__Work instructions__: Below are records; state how many of their lines hold the word "NAMA", and give only the figure.

Dataset rows start

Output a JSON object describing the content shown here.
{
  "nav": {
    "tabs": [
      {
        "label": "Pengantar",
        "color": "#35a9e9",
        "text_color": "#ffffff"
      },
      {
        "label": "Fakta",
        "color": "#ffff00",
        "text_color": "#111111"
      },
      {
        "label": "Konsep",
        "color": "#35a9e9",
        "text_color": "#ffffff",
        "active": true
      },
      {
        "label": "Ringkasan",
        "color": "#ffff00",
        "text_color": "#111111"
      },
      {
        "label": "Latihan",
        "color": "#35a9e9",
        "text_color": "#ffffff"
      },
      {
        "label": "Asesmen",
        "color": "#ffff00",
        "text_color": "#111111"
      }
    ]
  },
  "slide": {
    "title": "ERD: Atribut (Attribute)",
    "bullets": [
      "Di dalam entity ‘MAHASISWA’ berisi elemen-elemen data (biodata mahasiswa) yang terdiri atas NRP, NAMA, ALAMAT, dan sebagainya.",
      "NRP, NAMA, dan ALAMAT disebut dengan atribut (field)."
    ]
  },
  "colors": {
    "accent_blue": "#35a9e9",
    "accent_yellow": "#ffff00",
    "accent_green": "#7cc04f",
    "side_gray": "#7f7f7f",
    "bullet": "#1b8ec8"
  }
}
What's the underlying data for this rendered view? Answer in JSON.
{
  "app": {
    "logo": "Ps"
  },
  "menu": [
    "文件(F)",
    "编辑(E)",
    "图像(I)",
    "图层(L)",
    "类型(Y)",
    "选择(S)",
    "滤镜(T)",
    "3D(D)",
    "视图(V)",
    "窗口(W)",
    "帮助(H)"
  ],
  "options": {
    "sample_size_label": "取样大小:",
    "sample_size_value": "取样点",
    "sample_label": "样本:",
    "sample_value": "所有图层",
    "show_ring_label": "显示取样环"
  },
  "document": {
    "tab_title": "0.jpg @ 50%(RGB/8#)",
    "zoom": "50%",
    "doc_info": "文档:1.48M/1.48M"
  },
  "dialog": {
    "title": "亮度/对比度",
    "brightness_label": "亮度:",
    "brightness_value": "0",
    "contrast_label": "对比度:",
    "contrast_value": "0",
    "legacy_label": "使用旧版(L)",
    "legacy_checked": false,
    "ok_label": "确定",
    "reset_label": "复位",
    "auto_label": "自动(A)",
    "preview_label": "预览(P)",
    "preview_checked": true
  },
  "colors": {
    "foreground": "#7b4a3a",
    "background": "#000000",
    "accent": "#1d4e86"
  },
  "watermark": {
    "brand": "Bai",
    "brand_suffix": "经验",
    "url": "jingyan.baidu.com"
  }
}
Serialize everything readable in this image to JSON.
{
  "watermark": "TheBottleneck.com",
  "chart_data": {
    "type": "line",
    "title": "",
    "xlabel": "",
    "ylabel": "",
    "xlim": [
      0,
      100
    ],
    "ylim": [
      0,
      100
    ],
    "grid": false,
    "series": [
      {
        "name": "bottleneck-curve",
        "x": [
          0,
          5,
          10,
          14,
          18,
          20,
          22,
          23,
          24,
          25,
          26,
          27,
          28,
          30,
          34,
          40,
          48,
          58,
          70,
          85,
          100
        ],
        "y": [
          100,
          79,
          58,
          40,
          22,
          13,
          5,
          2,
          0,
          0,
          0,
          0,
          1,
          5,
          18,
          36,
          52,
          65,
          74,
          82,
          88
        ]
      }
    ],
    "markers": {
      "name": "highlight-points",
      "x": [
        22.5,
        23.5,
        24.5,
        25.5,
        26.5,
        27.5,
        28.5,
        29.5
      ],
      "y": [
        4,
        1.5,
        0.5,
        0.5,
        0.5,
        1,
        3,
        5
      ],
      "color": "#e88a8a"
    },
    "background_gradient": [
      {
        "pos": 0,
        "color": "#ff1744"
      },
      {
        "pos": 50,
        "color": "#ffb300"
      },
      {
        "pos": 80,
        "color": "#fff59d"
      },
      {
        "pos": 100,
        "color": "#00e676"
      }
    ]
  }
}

Dataset rows end

__Final answer__: 2